--- START OF RECORDS FOR THE TASK ---

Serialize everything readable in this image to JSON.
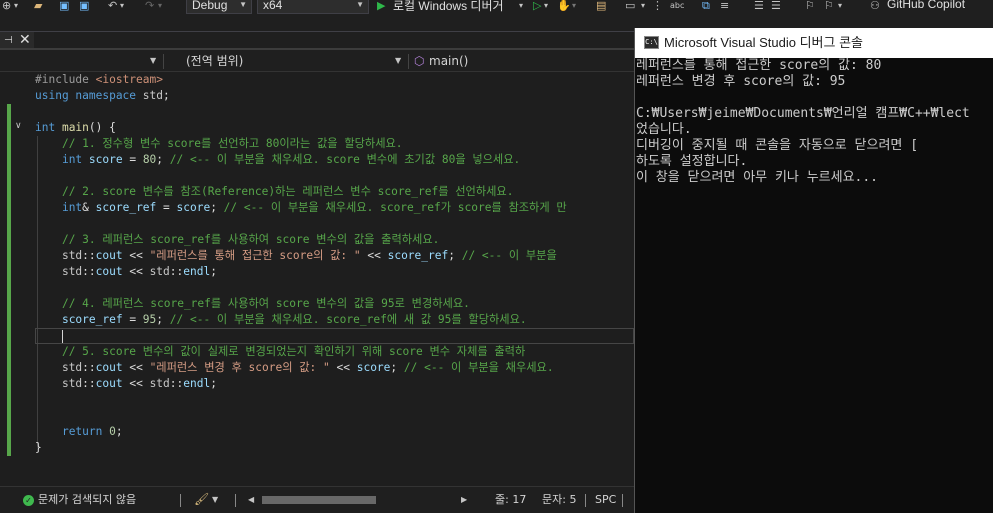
{
  "toolbar": {
    "config": "Debug",
    "platform": "x64",
    "run_label": "로컬 Windows 디버거",
    "copilot_label": "GitHub Copilot"
  },
  "navbar": {
    "scope": "(전역 범위)",
    "member": "main()"
  },
  "code_lines": [
    [
      [
        "c-pp",
        "#include "
      ],
      [
        "c-inc",
        "<iostream>"
      ]
    ],
    [
      [
        "c-kw",
        "using namespace "
      ],
      [
        "c-ns",
        "std"
      ],
      [
        "c-plain",
        ";"
      ]
    ],
    [],
    [
      [
        "c-kw",
        "int "
      ],
      [
        "c-fn",
        "main"
      ],
      [
        "c-plain",
        "() {"
      ]
    ],
    [
      [
        "c-plain",
        "    "
      ],
      [
        "c-cm",
        "// 1. 정수형 변수 score를 선언하고 80이라는 값을 할당하세요."
      ]
    ],
    [
      [
        "c-plain",
        "    "
      ],
      [
        "c-kw",
        "int "
      ],
      [
        "c-var",
        "score"
      ],
      [
        "c-plain",
        " = "
      ],
      [
        "c-num",
        "80"
      ],
      [
        "c-plain",
        "; "
      ],
      [
        "c-cm",
        "// <-- 이 부분을 채우세요. score 변수에 초기값 80을 넣으세요."
      ]
    ],
    [],
    [
      [
        "c-plain",
        "    "
      ],
      [
        "c-cm",
        "// 2. score 변수를 참조(Reference)하는 레퍼런스 변수 score_ref를 선언하세요."
      ]
    ],
    [
      [
        "c-plain",
        "    "
      ],
      [
        "c-kw",
        "int"
      ],
      [
        "c-plain",
        "& "
      ],
      [
        "c-var",
        "score_ref"
      ],
      [
        "c-plain",
        " = "
      ],
      [
        "c-var",
        "score"
      ],
      [
        "c-plain",
        "; "
      ],
      [
        "c-cm",
        "// <-- 이 부분을 채우세요. score_ref가 score를 참조하게 만"
      ]
    ],
    [],
    [
      [
        "c-plain",
        "    "
      ],
      [
        "c-cm",
        "// 3. 레퍼런스 score_ref를 사용하여 score 변수의 값을 출력하세요."
      ]
    ],
    [
      [
        "c-plain",
        "    "
      ],
      [
        "c-ns",
        "std"
      ],
      [
        "c-plain",
        "::"
      ],
      [
        "c-var",
        "cout"
      ],
      [
        "c-plain",
        " << "
      ],
      [
        "c-str",
        "\"레퍼런스를 통해 접근한 score의 값: \""
      ],
      [
        "c-plain",
        " << "
      ],
      [
        "c-var",
        "score_ref"
      ],
      [
        "c-plain",
        "; "
      ],
      [
        "c-cm",
        "// <-- 이 부분을"
      ]
    ],
    [
      [
        "c-plain",
        "    "
      ],
      [
        "c-ns",
        "std"
      ],
      [
        "c-plain",
        "::"
      ],
      [
        "c-var",
        "cout"
      ],
      [
        "c-plain",
        " << "
      ],
      [
        "c-ns",
        "std"
      ],
      [
        "c-plain",
        "::"
      ],
      [
        "c-var",
        "endl"
      ],
      [
        "c-plain",
        ";"
      ]
    ],
    [],
    [
      [
        "c-plain",
        "    "
      ],
      [
        "c-cm",
        "// 4. 레퍼런스 score_ref를 사용하여 score 변수의 값을 95로 변경하세요."
      ]
    ],
    [
      [
        "c-plain",
        "    "
      ],
      [
        "c-var",
        "score_ref"
      ],
      [
        "c-plain",
        " = "
      ],
      [
        "c-num",
        "95"
      ],
      [
        "c-plain",
        "; "
      ],
      [
        "c-cm",
        "// <-- 이 부분을 채우세요. score_ref에 새 값 95를 할당하세요."
      ]
    ],
    [],
    [
      [
        "c-plain",
        "    "
      ],
      [
        "c-cm",
        "// 5. score 변수의 값이 실제로 변경되었는지 확인하기 위해 score 변수 자체를 출력하"
      ]
    ],
    [
      [
        "c-plain",
        "    "
      ],
      [
        "c-ns",
        "std"
      ],
      [
        "c-plain",
        "::"
      ],
      [
        "c-var",
        "cout"
      ],
      [
        "c-plain",
        " << "
      ],
      [
        "c-str",
        "\"레퍼런스 변경 후 score의 값: \""
      ],
      [
        "c-plain",
        " << "
      ],
      [
        "c-var",
        "score"
      ],
      [
        "c-plain",
        "; "
      ],
      [
        "c-cm",
        "// <-- 이 부분을 채우세요."
      ]
    ],
    [
      [
        "c-plain",
        "    "
      ],
      [
        "c-ns",
        "std"
      ],
      [
        "c-plain",
        "::"
      ],
      [
        "c-var",
        "cout"
      ],
      [
        "c-plain",
        " << "
      ],
      [
        "c-ns",
        "std"
      ],
      [
        "c-plain",
        "::"
      ],
      [
        "c-var",
        "endl"
      ],
      [
        "c-plain",
        ";"
      ]
    ],
    [],
    [],
    [
      [
        "c-plain",
        "    "
      ],
      [
        "c-kw",
        "return "
      ],
      [
        "c-num",
        "0"
      ],
      [
        "c-plain",
        ";"
      ]
    ],
    [
      [
        "c-plain",
        "}"
      ]
    ]
  ],
  "status": {
    "issues": "문제가 검색되지 않음",
    "line": "줄: 17",
    "col": "문자: 5",
    "mode": "SPC"
  },
  "console": {
    "title": "Microsoft Visual Studio 디버그 콘솔",
    "icon_label": "C:\\",
    "lines": [
      "레퍼런스를 통해 접근한 score의 값: 80",
      "레퍼런스 변경 후 score의 값: 95",
      "",
      "C:₩Users₩jeime₩Documents₩언리얼 캠프₩C++₩lect",
      "었습니다.",
      "디버깅이 중지될 때 콘솔을 자동으로 닫으려면 [",
      "하도록 설정합니다.",
      "이 창을 닫으려면 아무 키나 누르세요..."
    ]
  }
}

--- END OF RECORDS FOR THE TASK ---

THE REQUEST
Leave every image out, and retype the material exactly.

RESPONSE FOR THIS EXERCISE
Serialize everything readable in this image to JSON.
{
  "toolbar": {
    "config": "Debug",
    "platform": "x64",
    "run_label": "로컬 Windows 디버거",
    "copilot_label": "GitHub Copilot"
  },
  "navbar": {
    "scope": "(전역 범위)",
    "member": "main()"
  },
  "code_lines": [
    [
      [
        "c-pp",
        "#include "
      ],
      [
        "c-inc",
        "<iostream>"
      ]
    ],
    [
      [
        "c-kw",
        "using namespace "
      ],
      [
        "c-ns",
        "std"
      ],
      [
        "c-plain",
        ";"
      ]
    ],
    [],
    [
      [
        "c-kw",
        "int "
      ],
      [
        "c-fn",
        "main"
      ],
      [
        "c-plain",
        "() {"
      ]
    ],
    [
      [
        "c-plain",
        "    "
      ],
      [
        "c-cm",
        "// 1. 정수형 변수 score를 선언하고 80이라는 값을 할당하세요."
      ]
    ],
    [
      [
        "c-plain",
        "    "
      ],
      [
        "c-kw",
        "int "
      ],
      [
        "c-var",
        "score"
      ],
      [
        "c-plain",
        " = "
      ],
      [
        "c-num",
        "80"
      ],
      [
        "c-plain",
        "; "
      ],
      [
        "c-cm",
        "// <-- 이 부분을 채우세요. score 변수에 초기값 80을 넣으세요."
      ]
    ],
    [],
    [
      [
        "c-plain",
        "    "
      ],
      [
        "c-cm",
        "// 2. score 변수를 참조(Reference)하는 레퍼런스 변수 score_ref를 선언하세요."
      ]
    ],
    [
      [
        "c-plain",
        "    "
      ],
      [
        "c-kw",
        "int"
      ],
      [
        "c-plain",
        "& "
      ],
      [
        "c-var",
        "score_ref"
      ],
      [
        "c-plain",
        " = "
      ],
      [
        "c-var",
        "score"
      ],
      [
        "c-plain",
        "; "
      ],
      [
        "c-cm",
        "// <-- 이 부분을 채우세요. score_ref가 score를 참조하게 만"
      ]
    ],
    [],
    [
      [
        "c-plain",
        "    "
      ],
      [
        "c-cm",
        "// 3. 레퍼런스 score_ref를 사용하여 score 변수의 값을 출력하세요."
      ]
    ],
    [
      [
        "c-plain",
        "    "
      ],
      [
        "c-ns",
        "std"
      ],
      [
        "c-plain",
        "::"
      ],
      [
        "c-var",
        "cout"
      ],
      [
        "c-plain",
        " << "
      ],
      [
        "c-str",
        "\"레퍼런스를 통해 접근한 score의 값: \""
      ],
      [
        "c-plain",
        " << "
      ],
      [
        "c-var",
        "score_ref"
      ],
      [
        "c-plain",
        "; "
      ],
      [
        "c-cm",
        "// <-- 이 부분을"
      ]
    ],
    [
      [
        "c-plain",
        "    "
      ],
      [
        "c-ns",
        "std"
      ],
      [
        "c-plain",
        "::"
      ],
      [
        "c-var",
        "cout"
      ],
      [
        "c-plain",
        " << "
      ],
      [
        "c-ns",
        "std"
      ],
      [
        "c-plain",
        "::"
      ],
      [
        "c-var",
        "endl"
      ],
      [
        "c-plain",
        ";"
      ]
    ],
    [],
    [
      [
        "c-plain",
        "    "
      ],
      [
        "c-cm",
        "// 4. 레퍼런스 score_ref를 사용하여 score 변수의 값을 95로 변경하세요."
      ]
    ],
    [
      [
        "c-plain",
        "    "
      ],
      [
        "c-var",
        "score_ref"
      ],
      [
        "c-plain",
        " = "
      ],
      [
        "c-num",
        "95"
      ],
      [
        "c-plain",
        "; "
      ],
      [
        "c-cm",
        "// <-- 이 부분을 채우세요. score_ref에 새 값 95를 할당하세요."
      ]
    ],
    [],
    [
      [
        "c-plain",
        "    "
      ],
      [
        "c-cm",
        "// 5. score 변수의 값이 실제로 변경되었는지 확인하기 위해 score 변수 자체를 출력하"
      ]
    ],
    [
      [
        "c-plain",
        "    "
      ],
      [
        "c-ns",
        "std"
      ],
      [
        "c-plain",
        "::"
      ],
      [
        "c-var",
        "cout"
      ],
      [
        "c-plain",
        " << "
      ],
      [
        "c-str",
        "\"레퍼런스 변경 후 score의 값: \""
      ],
      [
        "c-plain",
        " << "
      ],
      [
        "c-var",
        "score"
      ],
      [
        "c-plain",
        "; "
      ],
      [
        "c-cm",
        "// <-- 이 부분을 채우세요."
      ]
    ],
    [
      [
        "c-plain",
        "    "
      ],
      [
        "c-ns",
        "std"
      ],
      [
        "c-plain",
        "::"
      ],
      [
        "c-var",
        "cout"
      ],
      [
        "c-plain",
        " << "
      ],
      [
        "c-ns",
        "std"
      ],
      [
        "c-plain",
        "::"
      ],
      [
        "c-var",
        "endl"
      ],
      [
        "c-plain",
        ";"
      ]
    ],
    [],
    [],
    [
      [
        "c-plain",
        "    "
      ],
      [
        "c-kw",
        "return "
      ],
      [
        "c-num",
        "0"
      ],
      [
        "c-plain",
        ";"
      ]
    ],
    [
      [
        "c-plain",
        "}"
      ]
    ]
  ],
  "status": {
    "issues": "문제가 검색되지 않음",
    "line": "줄: 17",
    "col": "문자: 5",
    "mode": "SPC"
  },
  "console": {
    "title": "Microsoft Visual Studio 디버그 콘솔",
    "icon_label": "C:\\",
    "lines": [
      "레퍼런스를 통해 접근한 score의 값: 80",
      "레퍼런스 변경 후 score의 값: 95",
      "",
      "C:₩Users₩jeime₩Documents₩언리얼 캠프₩C++₩lect",
      "었습니다.",
      "디버깅이 중지될 때 콘솔을 자동으로 닫으려면 [",
      "하도록 설정합니다.",
      "이 창을 닫으려면 아무 키나 누르세요..."
    ]
  }
}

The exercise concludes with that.